▶ **To do**:
Of the lines in this material, how many contain "Указывается"? Answer with a single number only.

▶ **Records for this task**:

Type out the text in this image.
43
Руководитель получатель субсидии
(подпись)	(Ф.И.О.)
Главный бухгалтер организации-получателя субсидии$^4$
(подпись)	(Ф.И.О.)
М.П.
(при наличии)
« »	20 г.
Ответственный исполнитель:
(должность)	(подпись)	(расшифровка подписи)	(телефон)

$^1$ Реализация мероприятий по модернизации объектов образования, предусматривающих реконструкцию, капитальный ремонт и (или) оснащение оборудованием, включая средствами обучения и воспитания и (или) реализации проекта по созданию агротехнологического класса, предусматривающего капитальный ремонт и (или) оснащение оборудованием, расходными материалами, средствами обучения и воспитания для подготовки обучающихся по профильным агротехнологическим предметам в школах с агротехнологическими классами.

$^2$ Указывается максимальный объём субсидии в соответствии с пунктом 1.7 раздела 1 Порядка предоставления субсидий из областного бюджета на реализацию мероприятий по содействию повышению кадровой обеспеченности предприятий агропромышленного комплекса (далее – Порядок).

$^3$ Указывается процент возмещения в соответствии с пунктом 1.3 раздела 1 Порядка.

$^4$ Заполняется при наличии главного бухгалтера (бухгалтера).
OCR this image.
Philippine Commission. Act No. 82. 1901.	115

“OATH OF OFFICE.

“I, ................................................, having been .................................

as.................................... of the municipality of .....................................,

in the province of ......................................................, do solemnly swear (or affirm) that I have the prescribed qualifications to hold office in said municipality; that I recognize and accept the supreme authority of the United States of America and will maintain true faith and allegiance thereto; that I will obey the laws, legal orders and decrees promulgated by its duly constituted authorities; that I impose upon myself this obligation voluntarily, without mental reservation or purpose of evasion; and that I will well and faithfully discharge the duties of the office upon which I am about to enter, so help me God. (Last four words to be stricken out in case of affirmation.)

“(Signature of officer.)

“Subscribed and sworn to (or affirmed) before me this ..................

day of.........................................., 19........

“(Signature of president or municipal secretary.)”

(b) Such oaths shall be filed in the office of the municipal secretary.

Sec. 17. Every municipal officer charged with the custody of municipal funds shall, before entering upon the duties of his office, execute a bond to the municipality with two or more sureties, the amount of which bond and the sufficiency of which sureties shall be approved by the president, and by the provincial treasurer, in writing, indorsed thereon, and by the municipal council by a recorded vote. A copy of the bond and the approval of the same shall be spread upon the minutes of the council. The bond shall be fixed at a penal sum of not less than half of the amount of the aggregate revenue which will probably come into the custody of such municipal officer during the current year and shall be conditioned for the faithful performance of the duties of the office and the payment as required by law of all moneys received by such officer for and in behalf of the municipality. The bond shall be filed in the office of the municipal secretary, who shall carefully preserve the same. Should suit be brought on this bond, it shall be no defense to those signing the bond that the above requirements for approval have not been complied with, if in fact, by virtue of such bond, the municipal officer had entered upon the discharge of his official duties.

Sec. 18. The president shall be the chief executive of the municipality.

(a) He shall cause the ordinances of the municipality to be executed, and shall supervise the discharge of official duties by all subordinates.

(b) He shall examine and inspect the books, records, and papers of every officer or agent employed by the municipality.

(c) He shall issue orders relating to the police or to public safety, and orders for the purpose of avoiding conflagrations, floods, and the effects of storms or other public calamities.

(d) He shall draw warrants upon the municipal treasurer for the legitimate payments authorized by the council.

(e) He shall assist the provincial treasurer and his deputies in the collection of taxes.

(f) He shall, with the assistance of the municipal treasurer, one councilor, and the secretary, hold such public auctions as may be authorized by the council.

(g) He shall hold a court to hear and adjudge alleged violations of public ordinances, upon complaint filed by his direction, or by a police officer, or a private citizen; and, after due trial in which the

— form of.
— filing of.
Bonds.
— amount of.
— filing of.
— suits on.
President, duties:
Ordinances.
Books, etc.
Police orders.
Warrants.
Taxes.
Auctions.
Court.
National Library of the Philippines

▶ **Task answer**:
2